### Provided information
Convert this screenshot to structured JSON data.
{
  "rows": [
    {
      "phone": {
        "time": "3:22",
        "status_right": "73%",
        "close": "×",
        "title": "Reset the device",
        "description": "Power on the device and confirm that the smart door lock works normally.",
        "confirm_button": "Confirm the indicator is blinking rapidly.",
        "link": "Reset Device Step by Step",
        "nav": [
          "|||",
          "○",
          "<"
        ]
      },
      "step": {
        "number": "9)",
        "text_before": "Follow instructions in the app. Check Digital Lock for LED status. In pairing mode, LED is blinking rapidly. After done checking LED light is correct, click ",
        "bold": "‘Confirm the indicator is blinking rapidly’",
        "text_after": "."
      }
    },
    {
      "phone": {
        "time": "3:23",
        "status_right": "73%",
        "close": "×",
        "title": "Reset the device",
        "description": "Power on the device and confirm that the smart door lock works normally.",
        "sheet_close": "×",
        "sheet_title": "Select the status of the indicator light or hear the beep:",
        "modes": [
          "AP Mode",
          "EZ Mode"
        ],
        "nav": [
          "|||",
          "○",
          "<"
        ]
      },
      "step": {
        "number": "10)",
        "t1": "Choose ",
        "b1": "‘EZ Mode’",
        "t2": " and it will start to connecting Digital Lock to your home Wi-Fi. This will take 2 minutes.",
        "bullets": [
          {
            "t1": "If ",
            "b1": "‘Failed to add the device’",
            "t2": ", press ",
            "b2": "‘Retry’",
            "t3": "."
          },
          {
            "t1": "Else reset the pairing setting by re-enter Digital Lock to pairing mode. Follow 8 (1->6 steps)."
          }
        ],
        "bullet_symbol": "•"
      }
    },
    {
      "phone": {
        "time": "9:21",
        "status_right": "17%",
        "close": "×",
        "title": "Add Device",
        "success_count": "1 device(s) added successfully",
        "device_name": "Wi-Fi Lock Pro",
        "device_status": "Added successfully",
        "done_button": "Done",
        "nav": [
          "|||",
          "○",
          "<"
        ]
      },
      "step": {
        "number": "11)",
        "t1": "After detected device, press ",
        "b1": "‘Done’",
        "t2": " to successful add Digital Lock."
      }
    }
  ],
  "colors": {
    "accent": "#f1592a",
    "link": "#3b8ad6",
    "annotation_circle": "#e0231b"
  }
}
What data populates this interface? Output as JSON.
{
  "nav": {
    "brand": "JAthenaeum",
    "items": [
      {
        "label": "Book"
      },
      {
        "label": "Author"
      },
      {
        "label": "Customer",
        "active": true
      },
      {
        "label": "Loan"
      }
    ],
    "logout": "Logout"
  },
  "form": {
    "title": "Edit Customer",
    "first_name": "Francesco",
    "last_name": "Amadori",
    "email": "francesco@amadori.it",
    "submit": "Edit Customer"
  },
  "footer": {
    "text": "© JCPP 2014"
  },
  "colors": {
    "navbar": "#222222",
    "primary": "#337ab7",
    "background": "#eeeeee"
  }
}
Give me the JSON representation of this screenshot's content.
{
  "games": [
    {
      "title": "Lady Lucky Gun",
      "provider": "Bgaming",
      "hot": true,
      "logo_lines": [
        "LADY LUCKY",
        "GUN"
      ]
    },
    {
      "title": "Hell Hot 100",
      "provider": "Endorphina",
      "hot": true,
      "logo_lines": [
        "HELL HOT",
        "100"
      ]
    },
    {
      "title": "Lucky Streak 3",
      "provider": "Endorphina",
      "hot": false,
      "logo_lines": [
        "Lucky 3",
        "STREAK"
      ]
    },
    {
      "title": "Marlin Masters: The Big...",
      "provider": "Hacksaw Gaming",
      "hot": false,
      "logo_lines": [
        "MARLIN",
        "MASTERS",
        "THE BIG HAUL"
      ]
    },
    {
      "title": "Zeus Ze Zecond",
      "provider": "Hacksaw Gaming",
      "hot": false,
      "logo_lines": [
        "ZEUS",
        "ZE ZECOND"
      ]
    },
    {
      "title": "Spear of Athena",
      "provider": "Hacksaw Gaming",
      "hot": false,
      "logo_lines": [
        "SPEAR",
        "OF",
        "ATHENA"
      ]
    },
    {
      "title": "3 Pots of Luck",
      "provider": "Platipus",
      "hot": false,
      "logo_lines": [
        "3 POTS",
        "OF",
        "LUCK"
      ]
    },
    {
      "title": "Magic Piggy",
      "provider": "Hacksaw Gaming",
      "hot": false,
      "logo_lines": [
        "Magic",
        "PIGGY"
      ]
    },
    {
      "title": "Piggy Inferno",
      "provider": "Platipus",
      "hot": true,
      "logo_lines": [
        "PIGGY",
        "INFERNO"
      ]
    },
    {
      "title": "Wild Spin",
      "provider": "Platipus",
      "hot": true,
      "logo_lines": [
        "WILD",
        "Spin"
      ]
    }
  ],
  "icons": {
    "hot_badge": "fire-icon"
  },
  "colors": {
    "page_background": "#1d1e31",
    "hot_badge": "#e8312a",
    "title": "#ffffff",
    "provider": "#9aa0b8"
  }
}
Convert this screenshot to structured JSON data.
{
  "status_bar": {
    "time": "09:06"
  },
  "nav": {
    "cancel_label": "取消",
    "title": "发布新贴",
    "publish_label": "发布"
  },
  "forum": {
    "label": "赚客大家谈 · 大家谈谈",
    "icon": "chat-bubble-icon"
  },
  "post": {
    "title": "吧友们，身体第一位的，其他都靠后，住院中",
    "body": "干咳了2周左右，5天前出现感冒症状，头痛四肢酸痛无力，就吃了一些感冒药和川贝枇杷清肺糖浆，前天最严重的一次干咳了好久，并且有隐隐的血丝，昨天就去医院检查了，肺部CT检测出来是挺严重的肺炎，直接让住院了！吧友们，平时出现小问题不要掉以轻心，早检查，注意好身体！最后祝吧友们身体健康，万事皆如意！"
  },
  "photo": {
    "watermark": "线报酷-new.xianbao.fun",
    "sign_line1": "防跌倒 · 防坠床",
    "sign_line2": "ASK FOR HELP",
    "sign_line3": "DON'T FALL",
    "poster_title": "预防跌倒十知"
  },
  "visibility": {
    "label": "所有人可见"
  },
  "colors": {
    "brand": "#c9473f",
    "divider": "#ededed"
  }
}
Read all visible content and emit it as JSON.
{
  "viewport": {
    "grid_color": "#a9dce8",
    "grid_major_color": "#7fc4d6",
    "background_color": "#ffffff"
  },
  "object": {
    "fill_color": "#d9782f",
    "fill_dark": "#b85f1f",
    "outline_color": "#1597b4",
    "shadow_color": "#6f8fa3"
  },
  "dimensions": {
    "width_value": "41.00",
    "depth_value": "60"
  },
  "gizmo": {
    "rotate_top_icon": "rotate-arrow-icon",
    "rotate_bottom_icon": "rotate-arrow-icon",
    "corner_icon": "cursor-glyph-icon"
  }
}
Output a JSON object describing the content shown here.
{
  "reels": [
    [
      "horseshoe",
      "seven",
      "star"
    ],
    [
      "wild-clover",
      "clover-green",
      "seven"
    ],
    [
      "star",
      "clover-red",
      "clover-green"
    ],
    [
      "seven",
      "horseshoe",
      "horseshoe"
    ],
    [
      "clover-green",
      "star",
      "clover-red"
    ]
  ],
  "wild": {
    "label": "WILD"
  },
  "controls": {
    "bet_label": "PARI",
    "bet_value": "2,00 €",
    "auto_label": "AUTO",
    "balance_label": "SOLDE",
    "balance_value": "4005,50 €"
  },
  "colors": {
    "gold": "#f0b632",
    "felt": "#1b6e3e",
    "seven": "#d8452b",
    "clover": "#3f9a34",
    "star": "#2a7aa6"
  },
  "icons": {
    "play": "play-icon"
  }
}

### Work to do
Locate all lines in the listing above with the word "ffffff". Copy them.

### Expected answer
    "title": "#ffffff",
    "background_color": "#ffffff"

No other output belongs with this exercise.